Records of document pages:
- - -

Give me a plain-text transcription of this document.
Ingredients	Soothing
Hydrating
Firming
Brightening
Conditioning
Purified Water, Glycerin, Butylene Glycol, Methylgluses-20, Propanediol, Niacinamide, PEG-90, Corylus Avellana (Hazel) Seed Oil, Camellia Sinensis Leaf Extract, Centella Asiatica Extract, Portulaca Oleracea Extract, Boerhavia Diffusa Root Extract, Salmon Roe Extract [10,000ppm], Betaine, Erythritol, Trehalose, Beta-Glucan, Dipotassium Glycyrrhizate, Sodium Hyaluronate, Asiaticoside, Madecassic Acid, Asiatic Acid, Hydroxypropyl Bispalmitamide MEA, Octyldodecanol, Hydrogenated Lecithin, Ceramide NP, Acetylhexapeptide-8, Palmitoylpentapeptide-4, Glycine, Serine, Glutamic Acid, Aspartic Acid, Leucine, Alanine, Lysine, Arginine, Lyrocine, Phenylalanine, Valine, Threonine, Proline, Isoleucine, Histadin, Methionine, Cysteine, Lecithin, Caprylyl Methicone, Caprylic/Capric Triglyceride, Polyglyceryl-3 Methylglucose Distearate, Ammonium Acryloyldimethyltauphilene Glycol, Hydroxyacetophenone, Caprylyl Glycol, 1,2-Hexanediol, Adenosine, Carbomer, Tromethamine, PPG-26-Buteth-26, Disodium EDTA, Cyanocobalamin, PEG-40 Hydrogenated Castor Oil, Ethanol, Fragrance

- - -

Reproduce each line above exactly.

Give me a plain-text transcription of this document.
Ingredients	Soothing
Hydrating
Firming
Brightening
Conditioning
Purified Water, Glycerin, Butylene Glycol, Methylgluses-20, Propanediol, Niacinamide, PEG-90, Corylus Avellana (Hazel) Seed Oil, Camellia Sinensis Leaf Extract, Centella Asiatica Extract, Portulaca Oleracea Extract, Boerhavia Diffusa Root Extract, Salmon Roe Extract [10,000ppm], Betaine, Erythritol, Trehalose, Beta-Glucan, Dipotassium Glycyrrhizate, Sodium Hyaluronate, Asiaticoside, Madecassic Acid, Asiatic Acid, Hydroxypropyl Bispalmitamide MEA, Octyldodecanol, Hydrogenated Lecithin, Ceramide NP, Acetylhexapeptide-8, Palmitoylpentapeptide-4, Glycine, Serine, Glutamic Acid, Aspartic Acid, Leucine, Alanine, Lysine, Arginine, Lyrocine, Phenylalanine, Valine, Threonine, Proline, Isoleucine, Histadin, Methionine, Cysteine, Lecithin, Caprylyl Methicone, Caprylic/Capric Triglyceride, Polyglyceryl-3 Methylglucose Distearate, Ammonium Acryloyldimethyltauphilene Glycol, Hydroxyacetophenone, Caprylyl Glycol, 1,2-Hexanediol, Adenosine, Carbomer, Tromethamine, PPG-26-Buteth-26, Disodium EDTA, Cyanocobalamin, PEG-40 Hydrogenated Castor Oil, Ethanol, Fragrance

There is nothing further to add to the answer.